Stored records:
________
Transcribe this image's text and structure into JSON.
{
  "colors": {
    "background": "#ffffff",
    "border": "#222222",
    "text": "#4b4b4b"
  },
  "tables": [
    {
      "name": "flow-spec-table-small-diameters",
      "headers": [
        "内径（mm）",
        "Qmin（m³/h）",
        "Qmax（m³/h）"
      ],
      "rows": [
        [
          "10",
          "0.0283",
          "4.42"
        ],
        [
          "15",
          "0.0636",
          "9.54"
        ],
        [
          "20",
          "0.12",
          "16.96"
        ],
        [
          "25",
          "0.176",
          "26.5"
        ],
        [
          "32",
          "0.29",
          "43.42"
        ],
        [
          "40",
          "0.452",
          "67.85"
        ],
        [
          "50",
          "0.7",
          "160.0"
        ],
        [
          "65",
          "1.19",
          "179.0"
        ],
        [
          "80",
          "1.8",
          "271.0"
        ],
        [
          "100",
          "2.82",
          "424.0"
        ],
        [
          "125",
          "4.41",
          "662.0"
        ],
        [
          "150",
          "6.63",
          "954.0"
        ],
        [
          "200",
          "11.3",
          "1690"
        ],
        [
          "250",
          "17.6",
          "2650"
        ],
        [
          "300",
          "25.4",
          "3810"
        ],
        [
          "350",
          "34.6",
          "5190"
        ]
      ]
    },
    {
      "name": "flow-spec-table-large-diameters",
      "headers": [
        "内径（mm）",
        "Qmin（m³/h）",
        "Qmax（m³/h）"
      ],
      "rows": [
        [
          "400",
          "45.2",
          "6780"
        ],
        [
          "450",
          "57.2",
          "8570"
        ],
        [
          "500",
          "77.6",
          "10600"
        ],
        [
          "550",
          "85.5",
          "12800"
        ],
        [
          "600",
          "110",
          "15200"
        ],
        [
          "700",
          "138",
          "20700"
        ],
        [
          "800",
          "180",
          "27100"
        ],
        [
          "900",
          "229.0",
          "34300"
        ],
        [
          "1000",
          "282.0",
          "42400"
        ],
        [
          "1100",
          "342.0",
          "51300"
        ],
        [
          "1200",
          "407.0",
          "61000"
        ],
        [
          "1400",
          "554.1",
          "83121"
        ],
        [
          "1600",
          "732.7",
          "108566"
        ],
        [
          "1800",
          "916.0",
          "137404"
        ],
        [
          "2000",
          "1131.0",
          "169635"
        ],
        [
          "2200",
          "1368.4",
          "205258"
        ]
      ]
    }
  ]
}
________
● GIVEN INSTRUCTION:
From the records given above, copy all lines containing "text".

● WRITTEN ANSWER:
Transcribe this image's text and structure into JSON.
    "text": "#4b4b4b"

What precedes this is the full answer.